╭─ Raw data

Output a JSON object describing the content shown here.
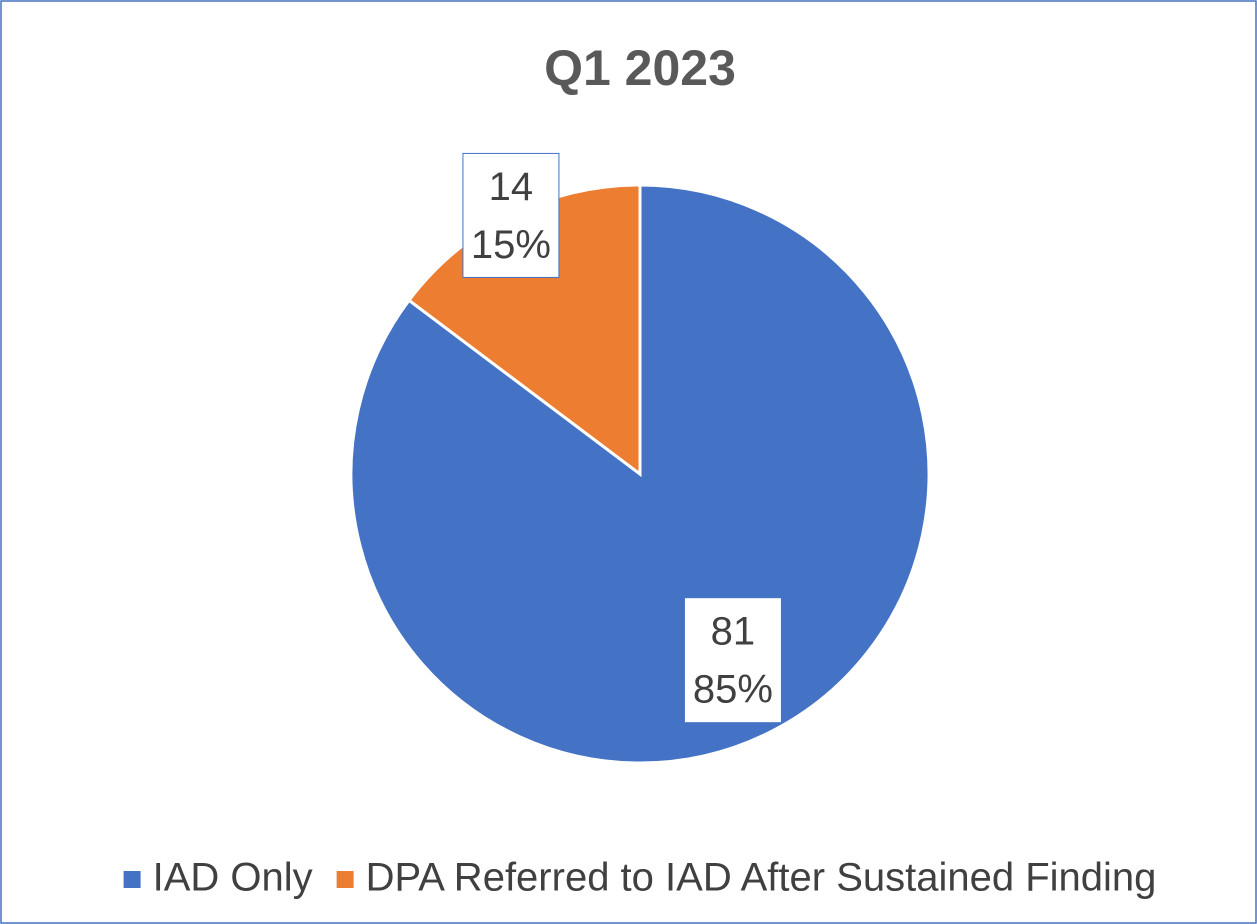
{
  "chart_data": {
    "type": "pie",
    "title": "Q1 2023",
    "categories": [
      "IAD Only",
      "DPA Referred to IAD After Sustained Finding"
    ],
    "values": [
      81,
      14
    ],
    "percent_labels": [
      "85%",
      "15%"
    ],
    "colors": [
      "#4472c4",
      "#ed7d31"
    ],
    "legend": "bottom"
  }
}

╰─

Exercise requirements -
Quote everything in the listing above exactly; pictures are the only thing to omit.

Solution to the problem -
Output a JSON object describing the content shown here.
{
  "chart_data": {
    "type": "pie",
    "title": "Q1 2023",
    "categories": [
      "IAD Only",
      "DPA Referred to IAD After Sustained Finding"
    ],
    "values": [
      81,
      14
    ],
    "percent_labels": [
      "85%",
      "15%"
    ],
    "colors": [
      "#4472c4",
      "#ed7d31"
    ],
    "legend": "bottom"
  }
}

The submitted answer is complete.